- _Task to carry out_
Render the data below, from its start through the line containing "281, 619, 300]", as a Markdown table with the columns Number and Line, one row per line and blank lines left out.

- _Material provided_
>> begin
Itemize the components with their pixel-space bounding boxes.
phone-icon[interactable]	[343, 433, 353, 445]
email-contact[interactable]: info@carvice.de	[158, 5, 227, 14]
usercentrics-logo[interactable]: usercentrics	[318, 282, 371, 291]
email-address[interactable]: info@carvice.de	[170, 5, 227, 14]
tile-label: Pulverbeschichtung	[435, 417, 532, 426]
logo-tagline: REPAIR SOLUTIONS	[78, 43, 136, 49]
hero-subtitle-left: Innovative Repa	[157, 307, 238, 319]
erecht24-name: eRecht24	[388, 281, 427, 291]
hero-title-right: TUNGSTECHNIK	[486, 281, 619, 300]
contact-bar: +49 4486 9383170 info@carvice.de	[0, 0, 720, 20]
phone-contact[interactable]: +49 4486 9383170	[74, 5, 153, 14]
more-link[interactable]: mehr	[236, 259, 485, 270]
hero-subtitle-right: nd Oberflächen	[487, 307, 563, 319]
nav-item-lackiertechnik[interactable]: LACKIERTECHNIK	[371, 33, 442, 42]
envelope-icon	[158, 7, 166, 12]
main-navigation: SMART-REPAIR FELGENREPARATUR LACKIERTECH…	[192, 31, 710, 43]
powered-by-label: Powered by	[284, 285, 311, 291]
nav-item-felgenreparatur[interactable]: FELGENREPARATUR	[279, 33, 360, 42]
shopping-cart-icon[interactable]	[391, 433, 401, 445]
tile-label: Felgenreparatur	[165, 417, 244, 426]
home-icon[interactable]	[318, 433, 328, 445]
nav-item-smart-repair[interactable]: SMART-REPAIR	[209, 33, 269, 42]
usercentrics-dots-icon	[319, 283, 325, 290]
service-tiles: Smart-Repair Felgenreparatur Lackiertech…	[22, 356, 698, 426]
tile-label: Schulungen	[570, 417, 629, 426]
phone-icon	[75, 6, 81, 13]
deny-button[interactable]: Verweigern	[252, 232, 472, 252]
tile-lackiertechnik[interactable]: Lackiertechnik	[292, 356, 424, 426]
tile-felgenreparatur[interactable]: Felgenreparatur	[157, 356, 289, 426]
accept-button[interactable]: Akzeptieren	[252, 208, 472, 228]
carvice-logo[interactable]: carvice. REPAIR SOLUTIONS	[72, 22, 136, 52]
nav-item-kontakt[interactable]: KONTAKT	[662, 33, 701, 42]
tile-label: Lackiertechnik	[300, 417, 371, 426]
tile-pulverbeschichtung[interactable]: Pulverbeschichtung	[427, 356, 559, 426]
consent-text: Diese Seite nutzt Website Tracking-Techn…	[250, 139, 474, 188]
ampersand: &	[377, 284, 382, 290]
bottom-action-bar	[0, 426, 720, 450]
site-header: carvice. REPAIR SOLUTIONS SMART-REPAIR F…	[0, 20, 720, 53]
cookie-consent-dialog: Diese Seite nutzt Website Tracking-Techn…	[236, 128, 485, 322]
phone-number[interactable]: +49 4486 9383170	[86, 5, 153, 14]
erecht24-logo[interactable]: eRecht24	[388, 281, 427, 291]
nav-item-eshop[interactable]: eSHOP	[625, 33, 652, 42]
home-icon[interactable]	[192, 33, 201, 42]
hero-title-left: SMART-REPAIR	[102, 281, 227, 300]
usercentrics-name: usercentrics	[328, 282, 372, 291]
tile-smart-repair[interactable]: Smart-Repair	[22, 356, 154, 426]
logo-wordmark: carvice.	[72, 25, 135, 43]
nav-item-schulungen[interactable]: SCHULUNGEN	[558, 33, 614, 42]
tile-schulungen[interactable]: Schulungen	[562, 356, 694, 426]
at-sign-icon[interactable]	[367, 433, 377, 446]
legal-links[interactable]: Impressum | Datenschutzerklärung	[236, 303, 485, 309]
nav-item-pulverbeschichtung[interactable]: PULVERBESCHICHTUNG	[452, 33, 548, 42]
>> end
- _Correct output_
| Number | Line |
|---|---|
| 1 | Itemize the components with their pixel-space bounding boxes. |
| 2 | phone-icon[interactable]	[343, 433, 353, 445] |
| 3 | email-contact[interactable]: info@carvice.de	[158, 5, 227, 14] |
| 4 | usercentrics-logo[interactable]: usercentrics	[318, 282, 371, 291] |
| 5 | email-address[interactable]: info@carvice.de	[170, 5, 227, 14] |
| 6 | tile-label: Pulverbeschichtung	[435, 417, 532, 426] |
| 7 | logo-tagline: REPAIR SOLUTIONS	[78, 43, 136, 49] |
| 8 | hero-subtitle-left: Innovative Repa	[157, 307, 238, 319] |
| 9 | erecht24-name: eRecht24	[388, 281, 427, 291] |
| 10 | hero-title-right: TUNGSTECHNIK	[486, 281, 619, 300] |